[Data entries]
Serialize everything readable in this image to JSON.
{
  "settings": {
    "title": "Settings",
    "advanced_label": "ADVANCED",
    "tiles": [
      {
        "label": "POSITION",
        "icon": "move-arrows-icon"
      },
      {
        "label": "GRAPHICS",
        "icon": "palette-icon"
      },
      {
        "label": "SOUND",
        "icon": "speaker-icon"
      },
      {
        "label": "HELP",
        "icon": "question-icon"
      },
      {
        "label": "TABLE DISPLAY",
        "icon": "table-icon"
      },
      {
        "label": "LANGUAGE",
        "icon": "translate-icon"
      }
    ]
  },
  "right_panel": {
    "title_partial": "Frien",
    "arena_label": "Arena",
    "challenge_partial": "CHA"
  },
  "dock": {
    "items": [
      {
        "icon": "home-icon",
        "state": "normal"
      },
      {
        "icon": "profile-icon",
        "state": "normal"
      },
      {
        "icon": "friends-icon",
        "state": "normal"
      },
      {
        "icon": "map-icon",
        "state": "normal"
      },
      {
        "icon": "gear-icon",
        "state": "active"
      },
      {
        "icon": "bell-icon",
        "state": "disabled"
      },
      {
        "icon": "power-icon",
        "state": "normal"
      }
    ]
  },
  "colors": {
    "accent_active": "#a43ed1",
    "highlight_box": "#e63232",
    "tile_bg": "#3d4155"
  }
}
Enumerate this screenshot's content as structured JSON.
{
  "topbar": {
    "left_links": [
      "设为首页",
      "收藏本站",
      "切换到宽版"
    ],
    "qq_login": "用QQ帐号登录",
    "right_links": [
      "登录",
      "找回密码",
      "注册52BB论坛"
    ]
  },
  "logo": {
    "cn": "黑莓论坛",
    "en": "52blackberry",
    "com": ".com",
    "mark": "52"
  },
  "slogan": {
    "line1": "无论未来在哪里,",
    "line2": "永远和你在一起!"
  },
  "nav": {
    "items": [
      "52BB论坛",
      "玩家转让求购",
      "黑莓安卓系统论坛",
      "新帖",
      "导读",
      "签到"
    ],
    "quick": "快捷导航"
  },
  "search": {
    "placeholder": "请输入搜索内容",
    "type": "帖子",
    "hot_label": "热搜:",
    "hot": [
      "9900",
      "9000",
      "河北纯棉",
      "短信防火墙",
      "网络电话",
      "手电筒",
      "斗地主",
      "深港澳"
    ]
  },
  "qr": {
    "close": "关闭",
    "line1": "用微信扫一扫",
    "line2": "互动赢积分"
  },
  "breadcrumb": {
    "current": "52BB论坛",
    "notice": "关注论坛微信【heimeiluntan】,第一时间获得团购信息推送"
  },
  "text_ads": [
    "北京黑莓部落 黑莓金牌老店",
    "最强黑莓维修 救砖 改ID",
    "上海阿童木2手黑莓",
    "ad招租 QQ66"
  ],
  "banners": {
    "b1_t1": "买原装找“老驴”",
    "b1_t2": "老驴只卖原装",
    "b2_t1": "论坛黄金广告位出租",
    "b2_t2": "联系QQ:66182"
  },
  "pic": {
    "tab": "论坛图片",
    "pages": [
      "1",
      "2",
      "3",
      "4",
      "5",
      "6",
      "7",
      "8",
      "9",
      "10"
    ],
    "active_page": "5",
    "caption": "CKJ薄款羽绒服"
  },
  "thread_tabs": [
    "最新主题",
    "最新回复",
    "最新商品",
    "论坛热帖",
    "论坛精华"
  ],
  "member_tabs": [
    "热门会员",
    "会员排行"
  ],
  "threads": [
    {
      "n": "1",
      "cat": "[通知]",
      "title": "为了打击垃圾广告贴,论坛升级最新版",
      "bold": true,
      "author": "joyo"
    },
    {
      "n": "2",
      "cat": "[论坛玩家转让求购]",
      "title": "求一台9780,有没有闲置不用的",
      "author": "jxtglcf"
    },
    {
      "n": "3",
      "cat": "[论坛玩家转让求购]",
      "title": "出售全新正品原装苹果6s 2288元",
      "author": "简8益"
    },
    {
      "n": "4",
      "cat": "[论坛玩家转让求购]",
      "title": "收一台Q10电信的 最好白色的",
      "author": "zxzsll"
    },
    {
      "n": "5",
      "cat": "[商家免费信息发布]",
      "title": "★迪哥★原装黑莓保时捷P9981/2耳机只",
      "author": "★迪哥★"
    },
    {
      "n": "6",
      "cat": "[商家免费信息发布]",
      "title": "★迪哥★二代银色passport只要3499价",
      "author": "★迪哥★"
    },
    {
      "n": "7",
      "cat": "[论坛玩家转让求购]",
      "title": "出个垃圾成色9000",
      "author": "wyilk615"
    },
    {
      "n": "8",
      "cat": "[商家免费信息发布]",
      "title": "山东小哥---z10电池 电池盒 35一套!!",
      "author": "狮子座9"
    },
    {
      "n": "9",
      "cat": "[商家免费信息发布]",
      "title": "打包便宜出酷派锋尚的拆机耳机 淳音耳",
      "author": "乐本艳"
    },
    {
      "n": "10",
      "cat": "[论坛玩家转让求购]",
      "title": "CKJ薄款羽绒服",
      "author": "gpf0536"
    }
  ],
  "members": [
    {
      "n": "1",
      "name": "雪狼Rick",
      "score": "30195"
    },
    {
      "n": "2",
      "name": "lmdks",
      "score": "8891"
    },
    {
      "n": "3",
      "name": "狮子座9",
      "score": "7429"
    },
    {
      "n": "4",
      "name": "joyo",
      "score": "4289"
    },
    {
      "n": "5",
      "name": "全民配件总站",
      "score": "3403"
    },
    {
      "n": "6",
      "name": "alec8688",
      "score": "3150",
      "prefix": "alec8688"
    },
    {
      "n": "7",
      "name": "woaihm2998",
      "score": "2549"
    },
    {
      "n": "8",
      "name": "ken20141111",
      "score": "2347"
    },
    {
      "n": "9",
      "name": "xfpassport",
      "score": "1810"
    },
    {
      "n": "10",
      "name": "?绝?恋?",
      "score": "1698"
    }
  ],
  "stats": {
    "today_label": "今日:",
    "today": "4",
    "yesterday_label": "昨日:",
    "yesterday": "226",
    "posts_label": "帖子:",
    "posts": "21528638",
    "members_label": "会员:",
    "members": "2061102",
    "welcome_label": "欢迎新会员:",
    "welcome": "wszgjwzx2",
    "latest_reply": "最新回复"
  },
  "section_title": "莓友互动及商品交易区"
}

**Stated problem**
All of the lines above need to be given again exactly.

**Solution to the exercise**
Serialize everything readable in this image to JSON.
{
  "settings": {
    "title": "Settings",
    "advanced_label": "ADVANCED",
    "tiles": [
      {
        "label": "POSITION",
        "icon": "move-arrows-icon"
      },
      {
        "label": "GRAPHICS",
        "icon": "palette-icon"
      },
      {
        "label": "SOUND",
        "icon": "speaker-icon"
      },
      {
        "label": "HELP",
        "icon": "question-icon"
      },
      {
        "label": "TABLE DISPLAY",
        "icon": "table-icon"
      },
      {
        "label": "LANGUAGE",
        "icon": "translate-icon"
      }
    ]
  },
  "right_panel": {
    "title_partial": "Frien",
    "arena_label": "Arena",
    "challenge_partial": "CHA"
  },
  "dock": {
    "items": [
      {
        "icon": "home-icon",
        "state": "normal"
      },
      {
        "icon": "profile-icon",
        "state": "normal"
      },
      {
        "icon": "friends-icon",
        "state": "normal"
      },
      {
        "icon": "map-icon",
        "state": "normal"
      },
      {
        "icon": "gear-icon",
        "state": "active"
      },
      {
        "icon": "bell-icon",
        "state": "disabled"
      },
      {
        "icon": "power-icon",
        "state": "normal"
      }
    ]
  },
  "colors": {
    "accent_active": "#a43ed1",
    "highlight_box": "#e63232",
    "tile_bg": "#3d4155"
  }
}
Enumerate this screenshot's content as structured JSON.
{
  "topbar": {
    "left_links": [
      "设为首页",
      "收藏本站",
      "切换到宽版"
    ],
    "qq_login": "用QQ帐号登录",
    "right_links": [
      "登录",
      "找回密码",
      "注册52BB论坛"
    ]
  },
  "logo": {
    "cn": "黑莓论坛",
    "en": "52blackberry",
    "com": ".com",
    "mark": "52"
  },
  "slogan": {
    "line1": "无论未来在哪里,",
    "line2": "永远和你在一起!"
  },
  "nav": {
    "items": [
      "52BB论坛",
      "玩家转让求购",
      "黑莓安卓系统论坛",
      "新帖",
      "导读",
      "签到"
    ],
    "quick": "快捷导航"
  },
  "search": {
    "placeholder": "请输入搜索内容",
    "type": "帖子",
    "hot_label": "热搜:",
    "hot": [
      "9900",
      "9000",
      "河北纯棉",
      "短信防火墙",
      "网络电话",
      "手电筒",
      "斗地主",
      "深港澳"
    ]
  },
  "qr": {
    "close": "关闭",
    "line1": "用微信扫一扫",
    "line2": "互动赢积分"
  },
  "breadcrumb": {
    "current": "52BB论坛",
    "notice": "关注论坛微信【heimeiluntan】,第一时间获得团购信息推送"
  },
  "text_ads": [
    "北京黑莓部落 黑莓金牌老店",
    "最强黑莓维修 救砖 改ID",
    "上海阿童木2手黑莓",
    "ad招租 QQ66"
  ],
  "banners": {
    "b1_t1": "买原装找“老驴”",
    "b1_t2": "老驴只卖原装",
    "b2_t1": "论坛黄金广告位出租",
    "b2_t2": "联系QQ:66182"
  },
  "pic": {
    "tab": "论坛图片",
    "pages": [
      "1",
      "2",
      "3",
      "4",
      "5",
      "6",
      "7",
      "8",
      "9",
      "10"
    ],
    "active_page": "5",
    "caption": "CKJ薄款羽绒服"
  },
  "thread_tabs": [
    "最新主题",
    "最新回复",
    "最新商品",
    "论坛热帖",
    "论坛精华"
  ],
  "member_tabs": [
    "热门会员",
    "会员排行"
  ],
  "threads": [
    {
      "n": "1",
      "cat": "[通知]",
      "title": "为了打击垃圾广告贴,论坛升级最新版",
      "bold": true,
      "author": "joyo"
    },
    {
      "n": "2",
      "cat": "[论坛玩家转让求购]",
      "title": "求一台9780,有没有闲置不用的",
      "author": "jxtglcf"
    },
    {
      "n": "3",
      "cat": "[论坛玩家转让求购]",
      "title": "出售全新正品原装苹果6s 2288元",
      "author": "简8益"
    },
    {
      "n": "4",
      "cat": "[论坛玩家转让求购]",
      "title": "收一台Q10电信的 最好白色的",
      "author": "zxzsll"
    },
    {
      "n": "5",
      "cat": "[商家免费信息发布]",
      "title": "★迪哥★原装黑莓保时捷P9981/2耳机只",
      "author": "★迪哥★"
    },
    {
      "n": "6",
      "cat": "[商家免费信息发布]",
      "title": "★迪哥★二代银色passport只要3499价",
      "author": "★迪哥★"
    },
    {
      "n": "7",
      "cat": "[论坛玩家转让求购]",
      "title": "出个垃圾成色9000",
      "author": "wyilk615"
    },
    {
      "n": "8",
      "cat": "[商家免费信息发布]",
      "title": "山东小哥---z10电池 电池盒 35一套!!",
      "author": "狮子座9"
    },
    {
      "n": "9",
      "cat": "[商家免费信息发布]",
      "title": "打包便宜出酷派锋尚的拆机耳机 淳音耳",
      "author": "乐本艳"
    },
    {
      "n": "10",
      "cat": "[论坛玩家转让求购]",
      "title": "CKJ薄款羽绒服",
      "author": "gpf0536"
    }
  ],
  "members": [
    {
      "n": "1",
      "name": "雪狼Rick",
      "score": "30195"
    },
    {
      "n": "2",
      "name": "lmdks",
      "score": "8891"
    },
    {
      "n": "3",
      "name": "狮子座9",
      "score": "7429"
    },
    {
      "n": "4",
      "name": "joyo",
      "score": "4289"
    },
    {
      "n": "5",
      "name": "全民配件总站",
      "score": "3403"
    },
    {
      "n": "6",
      "name": "alec8688",
      "score": "3150",
      "prefix": "alec8688"
    },
    {
      "n": "7",
      "name": "woaihm2998",
      "score": "2549"
    },
    {
      "n": "8",
      "name": "ken20141111",
      "score": "2347"
    },
    {
      "n": "9",
      "name": "xfpassport",
      "score": "1810"
    },
    {
      "n": "10",
      "name": "?绝?恋?",
      "score": "1698"
    }
  ],
  "stats": {
    "today_label": "今日:",
    "today": "4",
    "yesterday_label": "昨日:",
    "yesterday": "226",
    "posts_label": "帖子:",
    "posts": "21528638",
    "members_label": "会员:",
    "members": "2061102",
    "welcome_label": "欢迎新会员:",
    "welcome": "wszgjwzx2",
    "latest_reply": "最新回复"
  },
  "section_title": "莓友互动及商品交易区"
}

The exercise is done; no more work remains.